▸ EXERCISE REQUIREMENTS
For the entries that follow, tally the lines holding the string "atroobaa". Give the total and nothing else.

### RAW RECORDS ###

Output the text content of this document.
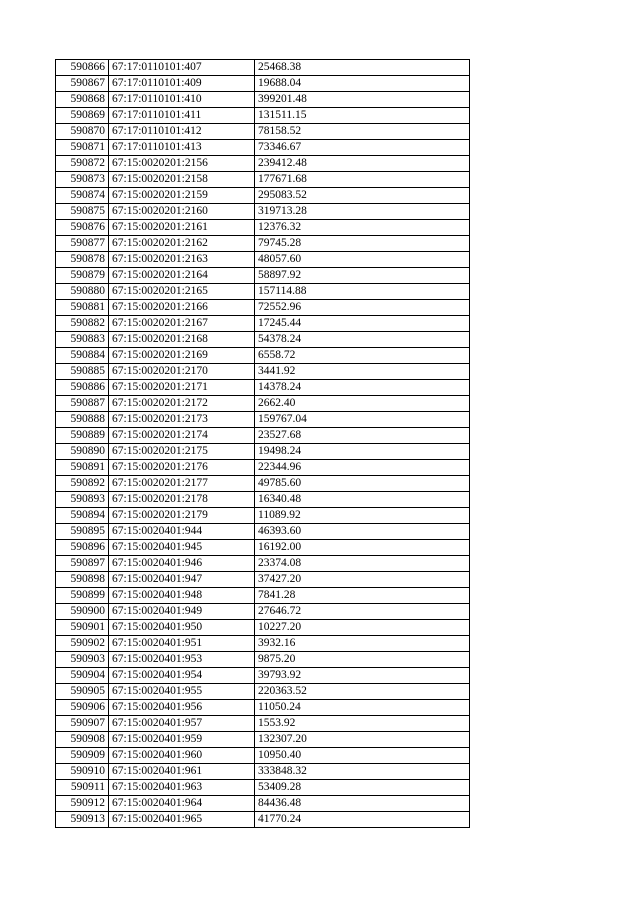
590866	67:17:0110101:407	25468.38
590867	67:17:0110101:409	19688.04
590868	67:17:0110101:410	399201.48
590869	67:17:0110101:411	131511.15
590870	67:17:0110101:412	78158.52
590871	67:17:0110101:413	73346.67
590872	67:15:0020201:2156	239412.48
590873	67:15:0020201:2158	177671.68
590874	67:15:0020201:2159	295083.52
590875	67:15:0020201:2160	319713.28
590876	67:15:0020201:2161	12376.32
590877	67:15:0020201:2162	79745.28
590878	67:15:0020201:2163	48057.60
590879	67:15:0020201:2164	58897.92
590880	67:15:0020201:2165	157114.88
590881	67:15:0020201:2166	72552.96
590882	67:15:0020201:2167	17245.44
590883	67:15:0020201:2168	54378.24
590884	67:15:0020201:2169	6558.72
590885	67:15:0020201:2170	3441.92
590886	67:15:0020201:2171	14378.24
590887	67:15:0020201:2172	2662.40
590888	67:15:0020201:2173	159767.04
590889	67:15:0020201:2174	23527.68
590890	67:15:0020201:2175	19498.24
590891	67:15:0020201:2176	22344.96
590892	67:15:0020201:2177	49785.60
590893	67:15:0020201:2178	16340.48
590894	67:15:0020201:2179	11089.92
590895	67:15:0020401:944	46393.60
590896	67:15:0020401:945	16192.00
590897	67:15:0020401:946	23374.08
590898	67:15:0020401:947	37427.20
590899	67:15:0020401:948	7841.28
590900	67:15:0020401:949	27646.72
590901	67:15:0020401:950	10227.20
590902	67:15:0020401:951	3932.16
590903	67:15:0020401:953	9875.20
590904	67:15:0020401:954	39793.92
590905	67:15:0020401:955	220363.52
590906	67:15:0020401:956	11050.24
590907	67:15:0020401:957	1553.92
590908	67:15:0020401:959	132307.20
590909	67:15:0020401:960	10950.40
590910	67:15:0020401:961	333848.32
590911	67:15:0020401:963	53409.28
590912	67:15:0020401:964	84436.48
590913	67:15:0020401:965	41770.24
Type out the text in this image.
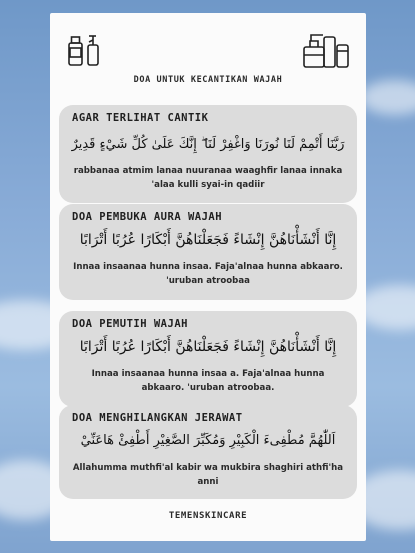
DOA UNTUK KECANTIKAN WAJAH
AGAR TERLIHAT CANTIK
رَبَّنَا أَتْمِمْ لَنَا نُورَنَا وَاغْفِرْ لَنَا ۖ إِنَّكَ عَلَىٰ كُلِّ شَيْءٍ قَدِيرٌ
rabbanaa atmim lanaa nuuranaa waaghfir lanaa innaka 'alaa kulli syai-in qadiir
DOA PEMBUKA AURA WAJAH
إِنَّا أَنْشَأْنَاهُنَّ إِنْشَاءً فَجَعَلْنَاهُنَّ أَبْكَارًا عُرُبًا أَتْرَابًا
Innaa insaanaa hunna insaa. Faja'alnaa hunna abkaaro. 'uruban atroobaa
DOA PEMUTIH WAJAH
إِنَّا أَنْشَأْنَاهُنَّ إِنْشَاءً فَجَعَلْنَاهُنَّ أَبْكَارًا عُرُبًا أَتْرَابًا
Innaa insaanaa hunna insaa a. Faja'alnaa hunna abkaaro. 'uruban atroobaa.
DOA MENGHILANGKAN JERAWAT
اَللّٰهُمَّ مُطْفِىءَ الْكَبِيْرِ وَمُكَبِّرَ الصَّغِيْرِ أَطْفِئْ هَاعَنِّيْ
Allahumma muthfi'al kabir wa mukbira shaghiri athfi'ha anni
TEMENSKINCARE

###

▸ THE RESULT
2